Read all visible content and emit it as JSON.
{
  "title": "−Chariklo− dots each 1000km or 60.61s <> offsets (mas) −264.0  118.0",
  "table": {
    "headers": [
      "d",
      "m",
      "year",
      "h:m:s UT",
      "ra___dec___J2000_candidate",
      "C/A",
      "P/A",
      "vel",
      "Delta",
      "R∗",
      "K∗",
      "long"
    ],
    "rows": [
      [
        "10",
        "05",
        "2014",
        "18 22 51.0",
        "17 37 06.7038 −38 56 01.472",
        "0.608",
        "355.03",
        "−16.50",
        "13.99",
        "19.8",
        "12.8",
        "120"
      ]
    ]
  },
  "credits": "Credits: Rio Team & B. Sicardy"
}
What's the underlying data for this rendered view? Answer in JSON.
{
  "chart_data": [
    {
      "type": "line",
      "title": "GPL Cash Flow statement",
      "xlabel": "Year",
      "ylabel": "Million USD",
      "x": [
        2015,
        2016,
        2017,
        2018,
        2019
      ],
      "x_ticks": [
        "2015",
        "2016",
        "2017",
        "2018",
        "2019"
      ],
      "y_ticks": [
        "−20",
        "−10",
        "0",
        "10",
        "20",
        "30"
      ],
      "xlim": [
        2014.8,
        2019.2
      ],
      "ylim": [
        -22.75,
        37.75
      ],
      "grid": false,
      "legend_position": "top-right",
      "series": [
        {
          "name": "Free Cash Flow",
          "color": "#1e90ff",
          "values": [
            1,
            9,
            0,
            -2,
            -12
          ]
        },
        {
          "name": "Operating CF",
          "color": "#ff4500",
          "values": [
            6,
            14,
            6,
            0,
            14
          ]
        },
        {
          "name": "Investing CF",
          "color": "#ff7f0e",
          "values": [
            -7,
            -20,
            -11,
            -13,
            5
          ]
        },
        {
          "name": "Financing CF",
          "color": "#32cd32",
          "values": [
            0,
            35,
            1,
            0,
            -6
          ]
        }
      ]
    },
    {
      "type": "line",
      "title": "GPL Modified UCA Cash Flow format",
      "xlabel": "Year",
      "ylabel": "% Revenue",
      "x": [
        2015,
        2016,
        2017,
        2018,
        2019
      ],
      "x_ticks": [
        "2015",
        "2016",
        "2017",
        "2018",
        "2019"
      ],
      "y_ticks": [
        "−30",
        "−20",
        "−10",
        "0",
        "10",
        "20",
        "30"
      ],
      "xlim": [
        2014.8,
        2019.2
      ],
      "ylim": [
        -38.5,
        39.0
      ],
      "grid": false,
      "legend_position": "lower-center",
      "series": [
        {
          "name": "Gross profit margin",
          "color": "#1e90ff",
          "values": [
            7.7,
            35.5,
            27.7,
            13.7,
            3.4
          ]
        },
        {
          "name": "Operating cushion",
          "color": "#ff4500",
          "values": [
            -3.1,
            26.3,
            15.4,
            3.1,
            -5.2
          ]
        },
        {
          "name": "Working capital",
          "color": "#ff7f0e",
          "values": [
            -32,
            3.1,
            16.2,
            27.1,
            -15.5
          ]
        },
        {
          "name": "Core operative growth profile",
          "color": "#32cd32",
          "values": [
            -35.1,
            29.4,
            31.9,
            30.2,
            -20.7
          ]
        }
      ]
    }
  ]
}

> _Goal_
Give all the records again. Match them exactly.

> _Response for this exercise_
Read all visible content and emit it as JSON.
{
  "title": "−Chariklo− dots each 1000km or 60.61s <> offsets (mas) −264.0  118.0",
  "table": {
    "headers": [
      "d",
      "m",
      "year",
      "h:m:s UT",
      "ra___dec___J2000_candidate",
      "C/A",
      "P/A",
      "vel",
      "Delta",
      "R∗",
      "K∗",
      "long"
    ],
    "rows": [
      [
        "10",
        "05",
        "2014",
        "18 22 51.0",
        "17 37 06.7038 −38 56 01.472",
        "0.608",
        "355.03",
        "−16.50",
        "13.99",
        "19.8",
        "12.8",
        "120"
      ]
    ]
  },
  "credits": "Credits: Rio Team & B. Sicardy"
}
What's the underlying data for this rendered view? Answer in JSON.
{
  "chart_data": [
    {
      "type": "line",
      "title": "GPL Cash Flow statement",
      "xlabel": "Year",
      "ylabel": "Million USD",
      "x": [
        2015,
        2016,
        2017,
        2018,
        2019
      ],
      "x_ticks": [
        "2015",
        "2016",
        "2017",
        "2018",
        "2019"
      ],
      "y_ticks": [
        "−20",
        "−10",
        "0",
        "10",
        "20",
        "30"
      ],
      "xlim": [
        2014.8,
        2019.2
      ],
      "ylim": [
        -22.75,
        37.75
      ],
      "grid": false,
      "legend_position": "top-right",
      "series": [
        {
          "name": "Free Cash Flow",
          "color": "#1e90ff",
          "values": [
            1,
            9,
            0,
            -2,
            -12
          ]
        },
        {
          "name": "Operating CF",
          "color": "#ff4500",
          "values": [
            6,
            14,
            6,
            0,
            14
          ]
        },
        {
          "name": "Investing CF",
          "color": "#ff7f0e",
          "values": [
            -7,
            -20,
            -11,
            -13,
            5
          ]
        },
        {
          "name": "Financing CF",
          "color": "#32cd32",
          "values": [
            0,
            35,
            1,
            0,
            -6
          ]
        }
      ]
    },
    {
      "type": "line",
      "title": "GPL Modified UCA Cash Flow format",
      "xlabel": "Year",
      "ylabel": "% Revenue",
      "x": [
        2015,
        2016,
        2017,
        2018,
        2019
      ],
      "x_ticks": [
        "2015",
        "2016",
        "2017",
        "2018",
        "2019"
      ],
      "y_ticks": [
        "−30",
        "−20",
        "−10",
        "0",
        "10",
        "20",
        "30"
      ],
      "xlim": [
        2014.8,
        2019.2
      ],
      "ylim": [
        -38.5,
        39.0
      ],
      "grid": false,
      "legend_position": "lower-center",
      "series": [
        {
          "name": "Gross profit margin",
          "color": "#1e90ff",
          "values": [
            7.7,
            35.5,
            27.7,
            13.7,
            3.4
          ]
        },
        {
          "name": "Operating cushion",
          "color": "#ff4500",
          "values": [
            -3.1,
            26.3,
            15.4,
            3.1,
            -5.2
          ]
        },
        {
          "name": "Working capital",
          "color": "#ff7f0e",
          "values": [
            -32,
            3.1,
            16.2,
            27.1,
            -15.5
          ]
        },
        {
          "name": "Core operative growth profile",
          "color": "#32cd32",
          "values": [
            -35.1,
            29.4,
            31.9,
            30.2,
            -20.7
          ]
        }
      ]
    }
  ]
}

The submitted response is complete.